## WHAT IS EXPECTED:
Pull out every line containing the string "acciones".
Start of DATA FOR PROCESSING
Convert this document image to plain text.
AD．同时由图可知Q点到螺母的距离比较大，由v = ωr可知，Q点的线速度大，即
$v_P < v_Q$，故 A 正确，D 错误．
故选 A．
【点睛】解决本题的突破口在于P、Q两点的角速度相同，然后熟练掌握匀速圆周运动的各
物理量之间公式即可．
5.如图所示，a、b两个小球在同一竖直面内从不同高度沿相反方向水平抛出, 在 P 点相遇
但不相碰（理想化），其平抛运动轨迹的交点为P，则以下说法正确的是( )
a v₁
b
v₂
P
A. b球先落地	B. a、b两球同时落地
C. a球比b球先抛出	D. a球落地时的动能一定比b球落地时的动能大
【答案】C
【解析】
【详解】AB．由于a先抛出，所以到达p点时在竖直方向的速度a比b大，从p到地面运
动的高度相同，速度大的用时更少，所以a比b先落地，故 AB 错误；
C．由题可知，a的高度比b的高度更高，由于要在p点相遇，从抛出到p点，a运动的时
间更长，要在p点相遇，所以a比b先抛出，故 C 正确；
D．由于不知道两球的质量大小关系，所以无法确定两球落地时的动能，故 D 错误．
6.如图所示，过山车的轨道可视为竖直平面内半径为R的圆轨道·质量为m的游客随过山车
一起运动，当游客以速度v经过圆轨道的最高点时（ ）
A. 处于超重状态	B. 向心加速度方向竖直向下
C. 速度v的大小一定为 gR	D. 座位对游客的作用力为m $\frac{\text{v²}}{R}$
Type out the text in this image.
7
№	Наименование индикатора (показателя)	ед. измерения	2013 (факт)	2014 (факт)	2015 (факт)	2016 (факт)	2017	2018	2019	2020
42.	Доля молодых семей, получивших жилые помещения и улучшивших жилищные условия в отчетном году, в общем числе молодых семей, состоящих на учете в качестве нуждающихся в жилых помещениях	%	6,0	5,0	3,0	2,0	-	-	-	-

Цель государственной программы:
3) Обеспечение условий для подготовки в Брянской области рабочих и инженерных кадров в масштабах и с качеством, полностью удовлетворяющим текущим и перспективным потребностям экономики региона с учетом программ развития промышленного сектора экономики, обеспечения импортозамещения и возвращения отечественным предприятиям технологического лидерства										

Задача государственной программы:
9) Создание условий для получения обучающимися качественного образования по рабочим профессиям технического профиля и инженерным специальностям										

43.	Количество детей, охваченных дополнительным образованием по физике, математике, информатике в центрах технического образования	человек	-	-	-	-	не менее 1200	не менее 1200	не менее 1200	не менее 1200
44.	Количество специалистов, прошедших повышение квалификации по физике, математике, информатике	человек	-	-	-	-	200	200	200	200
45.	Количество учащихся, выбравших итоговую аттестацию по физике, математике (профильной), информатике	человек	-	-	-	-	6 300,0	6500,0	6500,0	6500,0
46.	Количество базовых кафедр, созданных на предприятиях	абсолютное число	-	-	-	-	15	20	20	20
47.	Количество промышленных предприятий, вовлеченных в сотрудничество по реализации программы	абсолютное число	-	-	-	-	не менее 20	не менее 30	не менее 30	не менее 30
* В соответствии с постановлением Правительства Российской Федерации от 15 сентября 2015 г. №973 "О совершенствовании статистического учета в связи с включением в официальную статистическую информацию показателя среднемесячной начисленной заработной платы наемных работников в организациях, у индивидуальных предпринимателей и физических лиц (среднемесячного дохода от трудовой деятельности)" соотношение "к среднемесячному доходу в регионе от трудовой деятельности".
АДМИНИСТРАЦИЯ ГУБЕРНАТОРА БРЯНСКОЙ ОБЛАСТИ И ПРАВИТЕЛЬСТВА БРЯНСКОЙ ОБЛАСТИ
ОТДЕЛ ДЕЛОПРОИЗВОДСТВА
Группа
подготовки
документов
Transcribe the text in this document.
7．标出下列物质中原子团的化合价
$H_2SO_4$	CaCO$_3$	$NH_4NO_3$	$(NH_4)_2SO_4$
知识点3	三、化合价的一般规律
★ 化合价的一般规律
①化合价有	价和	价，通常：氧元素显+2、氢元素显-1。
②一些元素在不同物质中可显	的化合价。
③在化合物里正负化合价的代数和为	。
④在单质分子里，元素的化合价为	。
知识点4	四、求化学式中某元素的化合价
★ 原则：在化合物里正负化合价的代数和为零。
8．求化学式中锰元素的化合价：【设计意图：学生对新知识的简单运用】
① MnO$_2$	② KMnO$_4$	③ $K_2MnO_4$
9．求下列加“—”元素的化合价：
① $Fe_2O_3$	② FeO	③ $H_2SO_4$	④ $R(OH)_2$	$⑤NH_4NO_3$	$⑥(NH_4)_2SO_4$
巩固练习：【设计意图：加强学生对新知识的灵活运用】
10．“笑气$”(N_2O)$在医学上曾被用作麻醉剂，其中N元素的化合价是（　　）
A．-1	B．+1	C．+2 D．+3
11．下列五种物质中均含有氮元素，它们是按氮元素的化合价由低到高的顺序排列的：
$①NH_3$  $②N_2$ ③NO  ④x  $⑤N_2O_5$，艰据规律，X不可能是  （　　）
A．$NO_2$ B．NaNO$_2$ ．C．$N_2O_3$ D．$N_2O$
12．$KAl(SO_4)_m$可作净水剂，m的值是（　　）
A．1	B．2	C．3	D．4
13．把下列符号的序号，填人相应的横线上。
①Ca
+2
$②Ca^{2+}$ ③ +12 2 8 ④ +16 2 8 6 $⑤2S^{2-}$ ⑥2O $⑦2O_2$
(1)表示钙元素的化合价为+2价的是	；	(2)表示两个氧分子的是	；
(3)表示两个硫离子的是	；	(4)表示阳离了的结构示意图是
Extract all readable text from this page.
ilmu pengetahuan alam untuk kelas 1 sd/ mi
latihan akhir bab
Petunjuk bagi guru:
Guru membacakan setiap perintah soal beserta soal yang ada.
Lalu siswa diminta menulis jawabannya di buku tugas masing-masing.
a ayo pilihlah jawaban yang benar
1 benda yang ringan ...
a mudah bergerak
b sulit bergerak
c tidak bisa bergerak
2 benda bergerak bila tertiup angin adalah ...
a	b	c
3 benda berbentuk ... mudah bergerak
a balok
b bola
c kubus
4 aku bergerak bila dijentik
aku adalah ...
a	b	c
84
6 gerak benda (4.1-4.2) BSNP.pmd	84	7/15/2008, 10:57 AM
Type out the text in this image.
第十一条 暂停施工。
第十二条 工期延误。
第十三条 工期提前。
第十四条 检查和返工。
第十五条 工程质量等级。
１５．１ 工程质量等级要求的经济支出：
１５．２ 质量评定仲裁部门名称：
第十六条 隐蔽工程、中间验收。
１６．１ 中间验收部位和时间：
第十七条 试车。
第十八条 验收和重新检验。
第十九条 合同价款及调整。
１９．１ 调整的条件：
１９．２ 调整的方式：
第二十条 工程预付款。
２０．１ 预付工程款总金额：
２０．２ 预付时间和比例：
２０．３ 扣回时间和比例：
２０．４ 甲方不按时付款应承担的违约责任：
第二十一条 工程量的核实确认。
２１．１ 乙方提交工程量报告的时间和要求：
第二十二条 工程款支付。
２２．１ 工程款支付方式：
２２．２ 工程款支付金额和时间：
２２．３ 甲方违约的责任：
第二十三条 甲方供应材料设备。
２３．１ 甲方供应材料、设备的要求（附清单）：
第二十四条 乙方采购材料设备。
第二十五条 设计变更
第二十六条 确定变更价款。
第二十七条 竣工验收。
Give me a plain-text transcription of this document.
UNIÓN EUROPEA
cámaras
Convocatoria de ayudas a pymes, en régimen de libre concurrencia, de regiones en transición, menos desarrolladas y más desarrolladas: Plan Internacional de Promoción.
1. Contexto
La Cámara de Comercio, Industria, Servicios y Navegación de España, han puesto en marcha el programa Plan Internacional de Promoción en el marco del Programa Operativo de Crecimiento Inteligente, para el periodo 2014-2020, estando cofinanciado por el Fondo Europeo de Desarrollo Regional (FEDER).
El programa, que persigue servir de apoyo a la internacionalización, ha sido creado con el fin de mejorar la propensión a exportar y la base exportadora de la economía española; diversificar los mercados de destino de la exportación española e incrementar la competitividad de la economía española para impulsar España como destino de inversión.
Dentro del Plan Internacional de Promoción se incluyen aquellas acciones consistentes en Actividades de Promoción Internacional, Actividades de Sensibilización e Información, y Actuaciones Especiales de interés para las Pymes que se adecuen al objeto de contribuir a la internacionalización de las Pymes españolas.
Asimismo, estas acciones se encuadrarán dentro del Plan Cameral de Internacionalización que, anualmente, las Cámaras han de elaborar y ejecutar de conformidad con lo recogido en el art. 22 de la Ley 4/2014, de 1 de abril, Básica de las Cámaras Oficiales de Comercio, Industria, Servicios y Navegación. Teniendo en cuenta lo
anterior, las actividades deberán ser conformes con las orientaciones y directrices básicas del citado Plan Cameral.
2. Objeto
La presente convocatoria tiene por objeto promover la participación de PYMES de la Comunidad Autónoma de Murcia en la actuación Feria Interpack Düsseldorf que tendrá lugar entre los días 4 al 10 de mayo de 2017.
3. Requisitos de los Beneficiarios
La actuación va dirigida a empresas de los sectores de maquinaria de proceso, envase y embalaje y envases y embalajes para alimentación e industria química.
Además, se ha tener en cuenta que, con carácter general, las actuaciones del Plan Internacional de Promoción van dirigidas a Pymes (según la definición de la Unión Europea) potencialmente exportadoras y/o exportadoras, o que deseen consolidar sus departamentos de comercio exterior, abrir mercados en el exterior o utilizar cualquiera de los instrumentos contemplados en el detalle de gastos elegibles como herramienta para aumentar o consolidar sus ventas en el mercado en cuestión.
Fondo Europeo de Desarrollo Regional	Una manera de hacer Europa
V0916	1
End of DATA FOR PROCESSING
## RESULT OF THIS EXERCISE:
Dentro del Plan Internacional de Promoción se incluyen aquellas acciones consistentes en Actividades de Promoción Internacional, Actividades de Sensibilización e Información, y Actuaciones Especiales de interés para las Pymes que se adecuen al objeto de contribuir a la internacionalización de las Pymes españolas.
Asimismo, estas acciones se encuadrarán dentro del Plan Cameral de Internacionalización que, anualmente, las Cámaras han de elaborar y ejecutar de conformidad con lo recogido en el art. 22 de la Ley 4/2014, de 1 de abril, Básica de las Cámaras Oficiales de Comercio, Industria, Servicios y Navegación. Teniendo en cuenta lo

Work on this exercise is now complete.